What you are asked to do:
Render the portion of the entries that opens with the line containing "1036, 778, 1059]" and closes with the line containing "718, 675, 741]" as a JSON list of strings, one string per line with blank lines omitted.

Extracted records:
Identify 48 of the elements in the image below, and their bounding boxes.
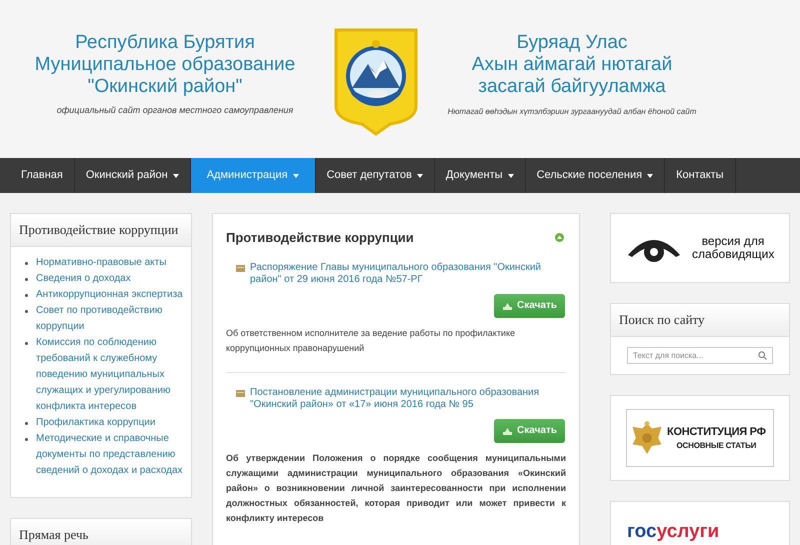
- search-icon[interactable]: [758, 350, 767, 360]
- banner-text: ОСНОВНЫЕ СТАТЬИ: [676, 440, 756, 452]
- nav-item[interactable]: Документы: [434, 158, 526, 193]
- site-title: Ахын аймагай нютагай: [472, 54, 672, 76]
- search-field[interactable]: Текст для поиска...: [627, 346, 773, 364]
- site-title: Буряад Улас: [516, 32, 628, 54]
- sidebar-link[interactable]: Антикоррупционная экспертиза: [36, 286, 183, 302]
- document-icon: [236, 388, 245, 398]
- nav-item[interactable]: Администрация: [190, 158, 316, 193]
- document-description: Об ответственном исполнителе за ведение работы по профилактике коррупционных правонарушений: [226, 326, 516, 355]
- emblem-icon: [631, 420, 663, 456]
- document-description: Об утверждении Положения о порядке сообщения муниципальными служащими администрации муниципального образования «Окинский район» о возникновении личной заинтересованности при исполнении должностных обязанностей, которая приводит или может привести к конфликту интересов: [226, 452, 566, 525]
- site-title: "Окинский район": [88, 76, 242, 98]
- bullet-icon: [25, 438, 28, 440]
- document-link[interactable]: Распоряжение Главы муниципального образования "Окинский район" от 29 июня 2016 года №57-РГ: [250, 262, 566, 286]
- banner-text: КОНСТИТУЦИЯ РФ: [667, 424, 766, 440]
- document-link[interactable]: Постановление администрации муниципального образования "Окинский район» от «17» июня 2016 года № 95: [250, 386, 566, 410]
- nav-item[interactable]: Главная: [10, 158, 75, 193]
- site-title: Муниципальное образование: [34, 54, 296, 76]
- document-icon: [236, 264, 245, 272]
- sidebar-link[interactable]: Профилактика коррупции: [36, 414, 156, 430]
- gosuslugi-logo[interactable]: госуслуги: [627, 522, 789, 542]
- up-arrow-icon[interactable]: [555, 233, 564, 242]
- nav-item[interactable]: Сельские поселения: [526, 158, 666, 193]
- sidebar-link[interactable]: Методические и справочные документы по представлению сведений о доходах и расходах: [36, 430, 183, 478]
- bullet-icon: [25, 342, 28, 344]
- bullet-icon: [25, 278, 28, 280]
- site-title: Республика Бурятия: [75, 32, 255, 54]
- bullet-icon: [25, 310, 28, 312]
- sidebar-link[interactable]: Комиссия по соблюдению требований к служебному поведению муниципальных служащих и урегулированию конфликта интересов: [36, 334, 183, 414]
- site-subtitle: официальный сайт органов местного самоуправления: [56, 104, 294, 117]
- constitution-banner[interactable]: КОНСТИТУЦИЯ РФ ОСНОВНЫЕ СТАТЬИ: [626, 409, 774, 467]
- content-title: Противодействие коррупции: [226, 229, 414, 247]
- download-button[interactable]: Скачать: [494, 294, 565, 318]
- accessibility-link[interactable]: версия для слабовидящих: [692, 235, 774, 261]
- bullet-icon: [25, 294, 28, 296]
- sidebar-link[interactable]: Совет по противодействию коррупции: [36, 302, 183, 334]
- site-title: засагай байгууламжа: [478, 76, 666, 98]
- download-icon: [502, 300, 514, 310]
- download-icon: [502, 426, 514, 436]
- sidebar-link[interactable]: Нормативно-правовые акты: [36, 254, 166, 270]
- sidebar-link[interactable]: Сведения о доходах: [36, 270, 131, 286]
- bullet-icon: [25, 422, 28, 424]
- download-button[interactable]: Скачать: [494, 418, 565, 442]
- site-subtitle: Нютагай өөһэдын хүтэлбэриин зургаануудай албан ёһоной сайт: [448, 106, 696, 118]
- bullet-icon: [25, 262, 28, 264]
- nav-item[interactable]: Контакты: [665, 158, 736, 193]
- nav-item[interactable]: Совет депутатов: [316, 158, 435, 193]
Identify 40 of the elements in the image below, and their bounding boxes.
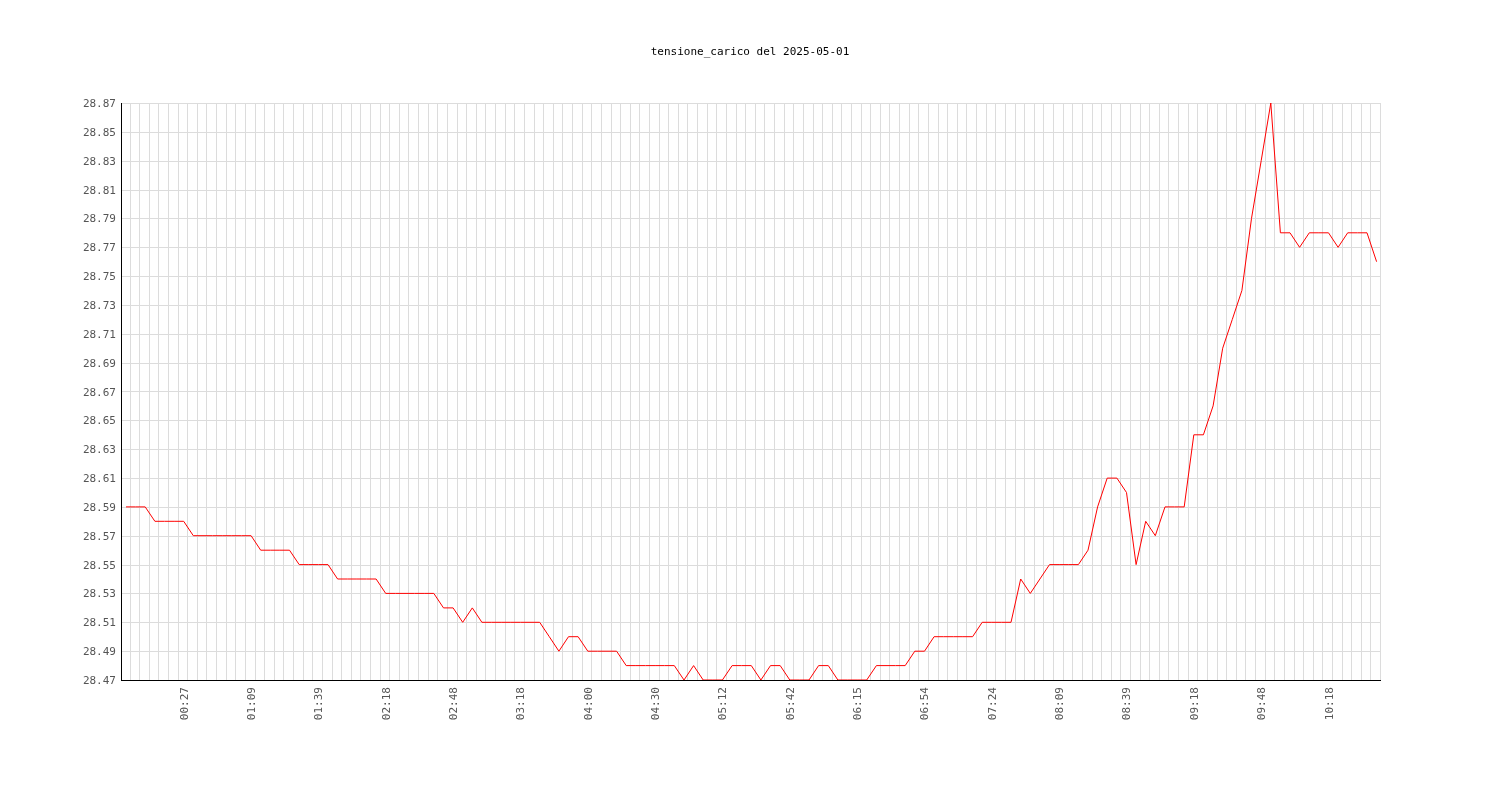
x-tick-label: 04:30 [649,687,663,721]
x-tick-label: 01:39 [312,687,326,721]
y-tick-label: 28.75 [82,270,116,284]
y-tick-label: 28.69 [82,356,116,370]
y-tick-label: 28.49 [82,645,116,659]
y-tick-label: 28.53 [82,587,116,601]
y-tick-label: 28.67 [82,385,116,399]
x-tick-label: 08:09 [1053,687,1067,721]
x-tick-label: 09:18 [1187,687,1201,721]
y-tick-label: 28.83 [82,154,116,168]
y-tick-label: 28.63 [82,443,116,457]
y-tick-label: 28.57 [82,529,116,543]
x-tick-label: 09:48 [1255,687,1269,721]
x-tick-label: 05:12 [716,687,730,721]
y-tick-label: 28.77 [82,241,116,255]
y-tick-label: 28.71 [82,327,116,341]
y-tick-label: 28.73 [82,298,116,312]
x-tick-label: 00:27 [177,687,191,721]
y-tick-label: 28.65 [82,414,116,428]
x-tick-label: 06:15 [851,687,865,721]
y-tick-label: 28.81 [82,183,116,197]
x-tick-label: 08:39 [1120,687,1134,721]
x-tick-label: 07:24 [985,687,999,721]
y-tick-label: 28.51 [82,616,116,630]
x-tick-label: 01:09 [245,687,259,721]
y-tick-label: 28.87 [82,97,116,110]
x-tick-label: 02:18 [379,687,393,721]
y-tick-label: 28.59 [82,500,116,514]
y-tick-label: 28.79 [82,212,116,226]
y-tick-label: 28.61 [82,472,116,486]
x-tick-label: 02:48 [447,687,461,721]
y-tick-label: 28.85 [82,125,116,139]
x-tick-label: 10:18 [1322,687,1336,721]
x-tick-label: 06:54 [918,687,932,721]
y-tick-label: 28.55 [82,558,116,572]
chart-title: tensione_carico del 2025-05-01 [650,45,850,58]
x-tick-label: 03:18 [514,687,528,721]
x-tick-label: 04:00 [581,687,595,721]
x-tick-label: 05:42 [783,687,797,721]
y-tick-label: 28.47 [82,674,116,687]
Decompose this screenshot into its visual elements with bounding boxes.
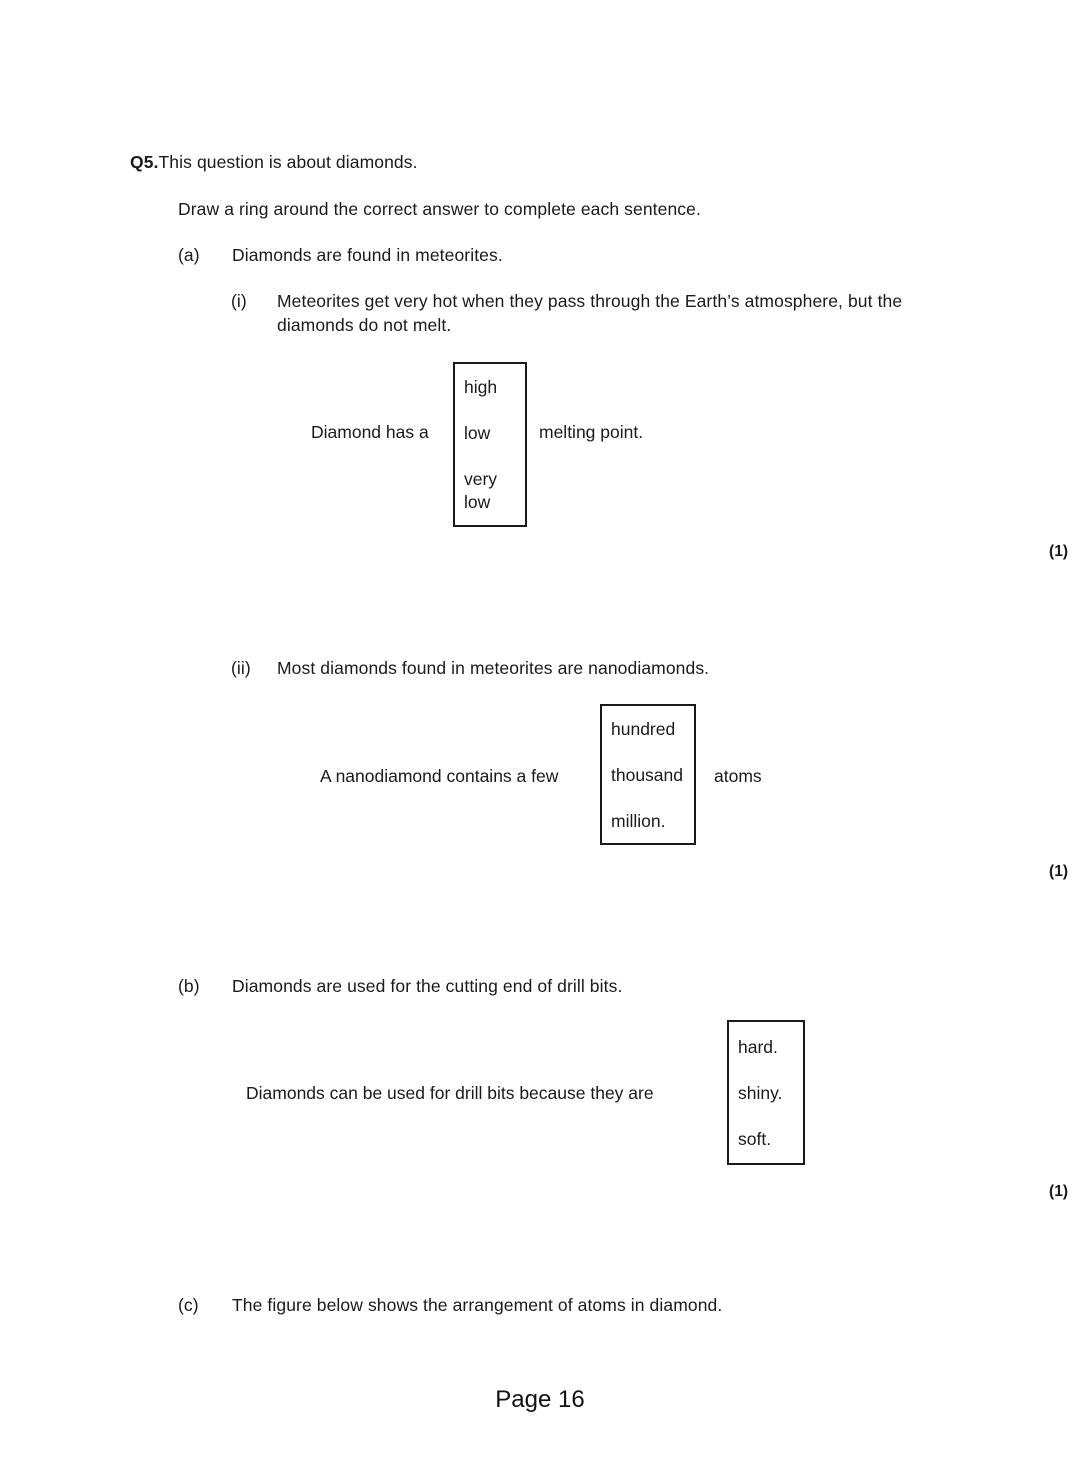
option-hard[interactable]: hard.	[738, 1036, 778, 1059]
option-high[interactable]: high	[464, 376, 497, 399]
part-a-i-label: (i)	[231, 291, 247, 311]
part-a-ii-text: Most diamonds found in meteorites are na…	[277, 658, 710, 678]
part-a-label: (a)	[178, 245, 200, 265]
option-shiny[interactable]: shiny.	[738, 1082, 782, 1105]
mark-allocation-b: (1)	[1049, 1183, 1068, 1200]
question-stem: This question is about diamonds.	[158, 152, 418, 172]
option-low[interactable]: low	[464, 422, 490, 445]
answer-options-box-atom-count[interactable]: hundred thousand million.	[600, 704, 696, 845]
page-footer: Page 16	[495, 1386, 585, 1413]
sentence-2-before: A nanodiamond contains a few	[320, 766, 559, 786]
exam-page: Q5.This question is about diamonds. Draw…	[0, 0, 1080, 1475]
part-b-text: Diamonds are used for the cutting end of…	[232, 976, 623, 996]
mark-allocation-a-i: (1)	[1049, 543, 1068, 560]
option-hundred[interactable]: hundred	[611, 718, 675, 741]
mark-allocation-a-ii: (1)	[1049, 863, 1068, 880]
sentence-3-before: Diamonds can be used for drill bits beca…	[246, 1083, 654, 1103]
answer-options-box-property[interactable]: hard. shiny. soft.	[727, 1020, 805, 1165]
sentence-1-before: Diamond has a	[311, 422, 429, 442]
part-a-text: Diamonds are found in meteorites.	[232, 245, 503, 265]
question-header: Q5.This question is about diamonds.	[130, 150, 418, 174]
option-soft[interactable]: soft.	[738, 1128, 771, 1151]
part-b-label: (b)	[178, 976, 200, 996]
sentence-2-after: atoms	[714, 766, 762, 786]
answer-options-box-melting-point[interactable]: high low very low	[453, 362, 527, 527]
option-thousand[interactable]: thousand	[611, 764, 683, 787]
part-c-label: (c)	[178, 1295, 199, 1315]
sentence-1-after: melting point.	[539, 422, 644, 442]
part-a-ii-label: (ii)	[231, 658, 251, 678]
option-very-low[interactable]: very low	[464, 468, 520, 514]
part-c-text: The figure below shows the arrangement o…	[232, 1295, 723, 1315]
question-number: Q5.	[130, 152, 159, 172]
part-a-i-text: Meteorites get very hot when they pass t…	[277, 291, 903, 335]
question-instruction: Draw a ring around the correct answer to…	[178, 199, 701, 219]
option-million[interactable]: million.	[611, 810, 665, 833]
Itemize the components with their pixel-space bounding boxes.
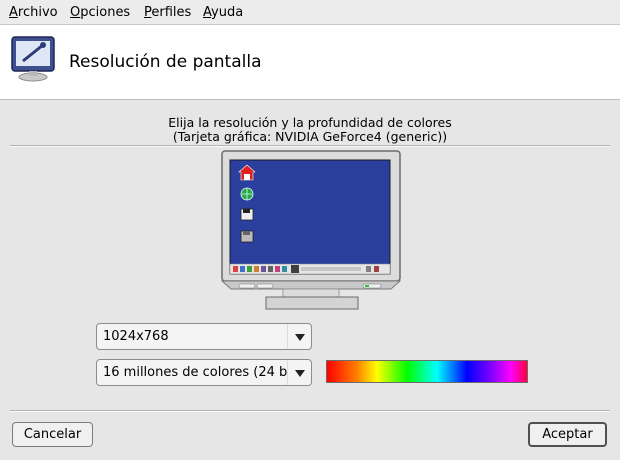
menu-archivo-label: Archivo (9, 5, 58, 20)
monitor-preview (221, 150, 401, 310)
page-title: Resolución de pantalla (69, 52, 262, 72)
resolution-value: 1024x768 (103, 329, 169, 344)
color-spectrum-preview (326, 360, 528, 383)
bottom-separator (10, 410, 610, 412)
instruction-text: Elija la resolución y la profundidad de … (168, 115, 452, 130)
drive-icon (240, 230, 254, 243)
graphics-card-text: (Tarjeta gráfica: NVIDIA GeForce4 (gener… (172, 129, 448, 144)
top-separator (10, 145, 610, 147)
chevron-down-icon[interactable] (287, 324, 311, 349)
chevron-down-icon[interactable] (287, 360, 311, 385)
resolution-select[interactable]: 1024x768 (96, 323, 312, 350)
menu-perfiles[interactable]: Perfiles (144, 5, 191, 20)
header-banner: Resolución de pantalla (0, 25, 620, 100)
menu-opciones-label: Opciones (70, 5, 131, 20)
monitor-settings-icon (11, 36, 55, 82)
menu-archivo[interactable]: Archivo (9, 5, 58, 20)
menu-bar: Archivo Opciones Perfiles Ayuda (0, 0, 620, 25)
accept-button[interactable]: Aceptar (528, 422, 607, 447)
floppy-icon (240, 208, 254, 221)
color-depth-select[interactable]: 16 millones de colores (24 bits) (96, 359, 312, 386)
color-depth-value: 16 millones de colores (24 bits) (103, 365, 289, 380)
menu-ayuda[interactable]: Ayuda (203, 5, 243, 20)
globe-icon (240, 187, 254, 201)
menu-ayuda-label: Ayuda (203, 5, 244, 20)
menu-opciones[interactable]: Opciones (70, 5, 130, 20)
cancel-button[interactable]: Cancelar (12, 422, 93, 447)
menu-perfiles-label: Perfiles (144, 5, 192, 20)
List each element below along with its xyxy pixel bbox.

Expected answer:
[
  "option-hard[interactable]: hard.\t[738, 1036, 778, 1059]",
  "option-high[interactable]: high\t[464, 376, 497, 399]",
  "part-a-i-label: (i)\t[231, 291, 247, 311]",
  "part-a-ii-text: Most diamonds found in meteorites are na…\t[277, 658, 710, 678]",
  "part-a-label: (a)\t[178, 245, 200, 265]",
  "option-shiny[interactable]: shiny.\t[738, 1082, 782, 1105]",
  "mark-allocation-b: (1)\t[1049, 1183, 1068, 1200]",
  "question-stem: This question is about diamonds.\t[158, 152, 418, 172]",
  "option-low[interactable]: low\t[464, 422, 490, 445]",
  "answer-options-box-atom-count[interactable]: hundred thousand million.\t[600, 704, 696, 845]",
  "page-footer: Page 16\t[495, 1386, 585, 1413]",
  "sentence-2-before: A nanodiamond contains a few\t[320, 766, 559, 786]",
  "exam-page: Q5.This question is about diamonds. Draw…\t[0, 0, 1080, 1475]",
  "part-b-text: Diamonds are used for the cutting end of…\t[232, 976, 623, 996]",
  "mark-allocation-a-i: (1)\t[1049, 543, 1068, 560]",
  "option-hundred[interactable]: hundred\t[611, 718, 675, 741]"
]